-- START OF Material --

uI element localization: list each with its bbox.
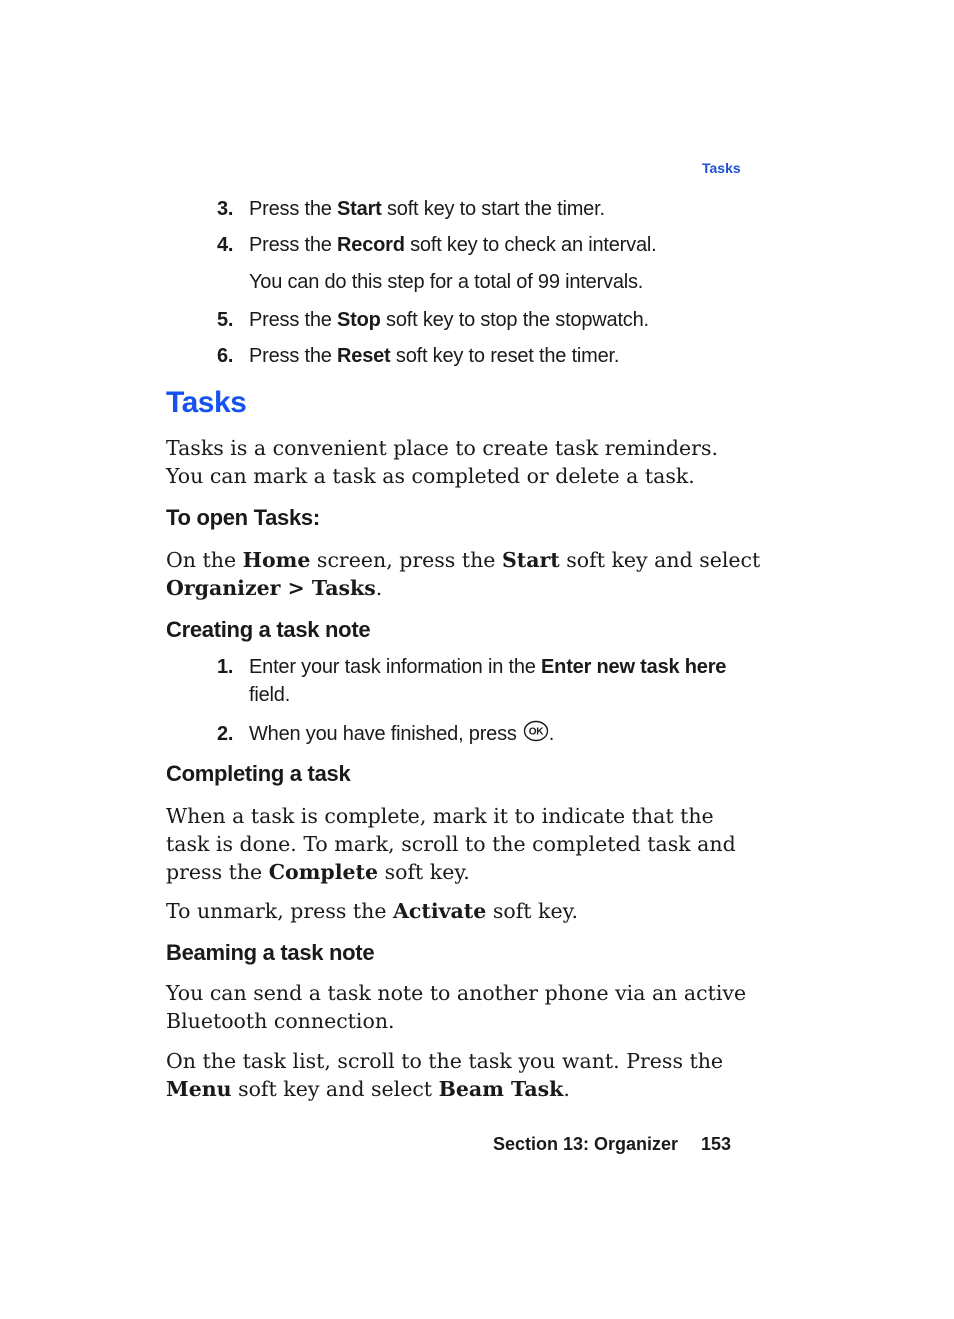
soft-key-name: Record	[337, 234, 405, 256]
creating-step-1-cont: field.	[249, 684, 291, 706]
section-title: Tasks	[166, 386, 247, 419]
step-number: 6.	[217, 345, 234, 367]
menu-option: Beam Task	[438, 1077, 564, 1101]
text: .	[375, 576, 383, 600]
beaming-paragraph-1	[166, 979, 746, 1035]
step-3	[217, 198, 605, 221]
text-line: When a task is complete, mark it to indicate that the	[166, 804, 714, 828]
beaming-paragraph-2	[166, 1047, 723, 1103]
menu-path: Organizer > Tasks	[166, 576, 376, 600]
step-text: .	[548, 723, 555, 745]
text-line: task is done. To mark, scroll to the completed task and	[166, 832, 736, 856]
step-4	[217, 234, 656, 257]
intro-line: Tasks is a convenient place to create task reminders.	[166, 436, 718, 460]
text: To unmark, press the	[166, 899, 393, 923]
heading-completing-task: Completing a task	[166, 761, 351, 786]
unmark-paragraph	[166, 897, 578, 925]
page-number: 153	[701, 1134, 732, 1154]
intro-paragraph	[166, 434, 718, 490]
step-text: Press the	[249, 309, 338, 331]
step-number: 3.	[217, 198, 234, 220]
intro-line: You can mark a task as completed or delete a task.	[166, 464, 695, 488]
soft-key-name: Activate	[392, 899, 487, 923]
soft-key-name: Complete	[268, 860, 379, 884]
heading-creating-task-note: Creating a task note	[166, 617, 371, 642]
bold-term: Home	[242, 548, 311, 572]
text: soft key.	[378, 860, 470, 884]
field-name: Enter new task here	[541, 656, 727, 678]
text: On the	[166, 548, 243, 572]
text-line: On the task list, scroll to the task you want. Press the	[166, 1049, 724, 1073]
footer-section-label: Section 13: Organizer	[493, 1134, 679, 1154]
step-text: When you have finished, press	[249, 723, 517, 745]
text-line: Bluetooth connection.	[166, 1009, 395, 1033]
text: .	[563, 1077, 570, 1101]
text: soft key.	[486, 899, 578, 923]
step-text: Press the	[249, 345, 338, 367]
step-text: soft key to start the timer.	[381, 198, 605, 220]
bold-term: Start	[501, 548, 560, 572]
completing-paragraph	[166, 802, 736, 886]
text: screen, press the	[310, 548, 502, 572]
step-number: 2.	[217, 723, 234, 745]
step-number: 1.	[217, 656, 234, 678]
soft-key-name: Menu	[166, 1077, 232, 1101]
open-tasks-paragraph	[166, 546, 760, 602]
step-number: 5.	[217, 309, 234, 331]
ok-key-icon	[523, 720, 549, 748]
running-header-tab: Tasks	[702, 160, 741, 176]
text: soft key and select	[559, 548, 761, 572]
soft-key-name: Start	[337, 198, 382, 220]
step-6	[217, 345, 619, 368]
soft-key-name: Reset	[337, 345, 391, 367]
heading-beaming-task-note: Beaming a task note	[166, 940, 375, 965]
step-text: Enter your task information in the	[249, 656, 542, 678]
step-text: soft key to stop the stopwatch.	[380, 309, 649, 331]
text: soft key and select	[231, 1077, 439, 1101]
ok-key-label: OK	[528, 726, 543, 738]
creating-step-2	[217, 720, 554, 748]
creating-step-1	[217, 656, 726, 679]
step-text: Press the	[249, 234, 338, 256]
step-number: 4.	[217, 234, 234, 256]
step-text: soft key to reset the timer.	[390, 345, 620, 367]
heading-open-tasks: To open Tasks:	[166, 505, 320, 530]
step-text: Press the	[249, 198, 338, 220]
soft-key-name: Stop	[337, 309, 381, 331]
step-4-note: You can do this step for a total of 99 intervals.	[249, 271, 644, 293]
text-line: You can send a task note to another phone via an active	[166, 981, 747, 1005]
text: press the	[166, 860, 269, 884]
step-text: soft key to check an interval.	[404, 234, 657, 256]
step-5	[217, 309, 649, 332]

-- END OF Material --

• [Given exercise] Copy all the items above line for line, without any change, but leave out the picture.

• [Result for this exercise]
uI element localization: list each with its bbox.
soft-key-name: Record	[337, 234, 405, 256]
creating-step-1-cont: field.	[249, 684, 291, 706]
section-title: Tasks	[166, 386, 247, 419]
step-number: 6.	[217, 345, 234, 367]
menu-option: Beam Task	[438, 1077, 564, 1101]
text: .	[375, 576, 383, 600]
beaming-paragraph-1	[166, 979, 746, 1035]
step-3	[217, 198, 605, 221]
text-line: When a task is complete, mark it to indicate that the	[166, 804, 714, 828]
beaming-paragraph-2	[166, 1047, 723, 1103]
menu-path: Organizer > Tasks	[166, 576, 376, 600]
step-text: .	[548, 723, 555, 745]
text-line: task is done. To mark, scroll to the completed task and	[166, 832, 736, 856]
step-4	[217, 234, 656, 257]
intro-line: Tasks is a convenient place to create task reminders.	[166, 436, 718, 460]
text: To unmark, press the	[166, 899, 393, 923]
heading-completing-task: Completing a task	[166, 761, 351, 786]
unmark-paragraph	[166, 897, 578, 925]
page-number: 153	[701, 1134, 732, 1154]
intro-paragraph	[166, 434, 718, 490]
step-text: Press the	[249, 309, 338, 331]
step-number: 3.	[217, 198, 234, 220]
intro-line: You can mark a task as completed or delete a task.	[166, 464, 695, 488]
soft-key-name: Activate	[392, 899, 487, 923]
soft-key-name: Complete	[268, 860, 379, 884]
heading-creating-task-note: Creating a task note	[166, 617, 371, 642]
bold-term: Home	[242, 548, 311, 572]
text: soft key.	[378, 860, 470, 884]
field-name: Enter new task here	[541, 656, 727, 678]
text: On the	[166, 548, 243, 572]
text-line: On the task list, scroll to the task you want. Press the	[166, 1049, 724, 1073]
footer-section-label: Section 13: Organizer	[493, 1134, 679, 1154]
step-text: When you have finished, press	[249, 723, 517, 745]
text-line: Bluetooth connection.	[166, 1009, 395, 1033]
text: .	[563, 1077, 570, 1101]
text: soft key.	[486, 899, 578, 923]
step-text: Press the	[249, 345, 338, 367]
step-text: soft key to start the timer.	[381, 198, 605, 220]
bold-term: Start	[501, 548, 560, 572]
completing-paragraph	[166, 802, 736, 886]
text: screen, press the	[310, 548, 502, 572]
step-number: 2.	[217, 723, 234, 745]
step-number: 1.	[217, 656, 234, 678]
soft-key-name: Menu	[166, 1077, 232, 1101]
open-tasks-paragraph	[166, 546, 760, 602]
step-number: 5.	[217, 309, 234, 331]
ok-key-icon	[523, 720, 549, 748]
running-header-tab: Tasks	[702, 160, 741, 176]
text: soft key and select	[559, 548, 761, 572]
soft-key-name: Start	[337, 198, 382, 220]
step-6	[217, 345, 619, 368]
soft-key-name: Reset	[337, 345, 391, 367]
heading-beaming-task-note: Beaming a task note	[166, 940, 375, 965]
step-text: Enter your task information in the	[249, 656, 542, 678]
step-text: soft key to stop the stopwatch.	[380, 309, 649, 331]
text: soft key and select	[231, 1077, 439, 1101]
ok-key-label: OK	[528, 726, 543, 738]
creating-step-2	[217, 720, 554, 748]
creating-step-1	[217, 656, 726, 679]
step-text: Press the	[249, 234, 338, 256]
step-number: 4.	[217, 234, 234, 256]
step-text: soft key to reset the timer.	[390, 345, 620, 367]
heading-open-tasks: To open Tasks:	[166, 505, 320, 530]
step-text: Press the	[249, 198, 338, 220]
soft-key-name: Stop	[337, 309, 381, 331]
step-4-note: You can do this step for a total of 99 intervals.	[249, 271, 644, 293]
text-line: You can send a task note to another phone via an active	[166, 981, 747, 1005]
text: press the	[166, 860, 269, 884]
step-text: soft key to check an interval.	[404, 234, 657, 256]
step-5	[217, 309, 649, 332]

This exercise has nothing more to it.